Data listing >>
-*-*-
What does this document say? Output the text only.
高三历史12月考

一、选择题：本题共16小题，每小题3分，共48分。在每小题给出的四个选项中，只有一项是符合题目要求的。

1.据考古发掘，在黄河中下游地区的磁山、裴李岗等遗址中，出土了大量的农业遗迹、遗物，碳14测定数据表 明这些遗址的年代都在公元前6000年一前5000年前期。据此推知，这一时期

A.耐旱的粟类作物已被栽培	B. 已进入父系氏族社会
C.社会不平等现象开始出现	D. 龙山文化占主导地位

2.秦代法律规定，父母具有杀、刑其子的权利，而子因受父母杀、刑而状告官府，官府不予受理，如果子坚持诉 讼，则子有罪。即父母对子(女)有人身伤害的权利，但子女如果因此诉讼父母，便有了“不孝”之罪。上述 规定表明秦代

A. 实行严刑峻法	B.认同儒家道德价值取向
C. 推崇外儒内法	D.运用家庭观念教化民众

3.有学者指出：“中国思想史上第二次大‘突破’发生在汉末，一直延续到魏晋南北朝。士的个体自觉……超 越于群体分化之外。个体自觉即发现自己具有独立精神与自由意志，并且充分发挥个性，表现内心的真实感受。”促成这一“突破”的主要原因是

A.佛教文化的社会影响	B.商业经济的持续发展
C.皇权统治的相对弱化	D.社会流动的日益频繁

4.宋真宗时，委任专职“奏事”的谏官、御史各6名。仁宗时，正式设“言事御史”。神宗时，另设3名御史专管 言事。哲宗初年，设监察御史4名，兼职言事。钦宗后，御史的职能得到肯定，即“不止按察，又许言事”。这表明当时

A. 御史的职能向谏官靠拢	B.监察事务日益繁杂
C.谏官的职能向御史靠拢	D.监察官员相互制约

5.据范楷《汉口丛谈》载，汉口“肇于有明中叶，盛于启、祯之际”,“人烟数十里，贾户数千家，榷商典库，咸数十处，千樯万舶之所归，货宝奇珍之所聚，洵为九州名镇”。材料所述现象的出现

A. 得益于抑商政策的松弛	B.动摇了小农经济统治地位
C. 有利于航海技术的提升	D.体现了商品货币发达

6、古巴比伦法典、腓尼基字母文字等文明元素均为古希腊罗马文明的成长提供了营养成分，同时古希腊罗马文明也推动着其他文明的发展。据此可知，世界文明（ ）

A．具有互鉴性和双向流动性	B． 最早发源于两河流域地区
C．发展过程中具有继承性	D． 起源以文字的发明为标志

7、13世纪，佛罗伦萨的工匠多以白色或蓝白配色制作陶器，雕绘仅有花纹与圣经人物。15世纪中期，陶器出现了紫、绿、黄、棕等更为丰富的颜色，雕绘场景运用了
-*-*-
Your goal >>
Repeat the records above in full, character for character.

Exercise answer >>
What does this document say? Output the text only.
高三历史12月考

一、选择题：本题共16小题，每小题3分，共48分。在每小题给出的四个选项中，只有一项是符合题目要求的。

1.据考古发掘，在黄河中下游地区的磁山、裴李岗等遗址中，出土了大量的农业遗迹、遗物，碳14测定数据表 明这些遗址的年代都在公元前6000年一前5000年前期。据此推知，这一时期

A.耐旱的粟类作物已被栽培	B. 已进入父系氏族社会
C.社会不平等现象开始出现	D. 龙山文化占主导地位

2.秦代法律规定，父母具有杀、刑其子的权利，而子因受父母杀、刑而状告官府，官府不予受理，如果子坚持诉 讼，则子有罪。即父母对子(女)有人身伤害的权利，但子女如果因此诉讼父母，便有了“不孝”之罪。上述 规定表明秦代

A. 实行严刑峻法	B.认同儒家道德价值取向
C. 推崇外儒内法	D.运用家庭观念教化民众

3.有学者指出：“中国思想史上第二次大‘突破’发生在汉末，一直延续到魏晋南北朝。士的个体自觉……超 越于群体分化之外。个体自觉即发现自己具有独立精神与自由意志，并且充分发挥个性，表现内心的真实感受。”促成这一“突破”的主要原因是

A.佛教文化的社会影响	B.商业经济的持续发展
C.皇权统治的相对弱化	D.社会流动的日益频繁

4.宋真宗时，委任专职“奏事”的谏官、御史各6名。仁宗时，正式设“言事御史”。神宗时，另设3名御史专管 言事。哲宗初年，设监察御史4名，兼职言事。钦宗后，御史的职能得到肯定，即“不止按察，又许言事”。这表明当时

A. 御史的职能向谏官靠拢	B.监察事务日益繁杂
C.谏官的职能向御史靠拢	D.监察官员相互制约

5.据范楷《汉口丛谈》载，汉口“肇于有明中叶，盛于启、祯之际”,“人烟数十里，贾户数千家，榷商典库，咸数十处，千樯万舶之所归，货宝奇珍之所聚，洵为九州名镇”。材料所述现象的出现

A. 得益于抑商政策的松弛	B.动摇了小农经济统治地位
C. 有利于航海技术的提升	D.体现了商品货币发达

6、古巴比伦法典、腓尼基字母文字等文明元素均为古希腊罗马文明的成长提供了营养成分，同时古希腊罗马文明也推动着其他文明的发展。据此可知，世界文明（ ）

A．具有互鉴性和双向流动性	B． 最早发源于两河流域地区
C．发展过程中具有继承性	D． 起源以文字的发明为标志

7、13世纪，佛罗伦萨的工匠多以白色或蓝白配色制作陶器，雕绘仅有花纹与圣经人物。15世纪中期，陶器出现了紫、绿、黄、棕等更为丰富的颜色，雕绘场景运用了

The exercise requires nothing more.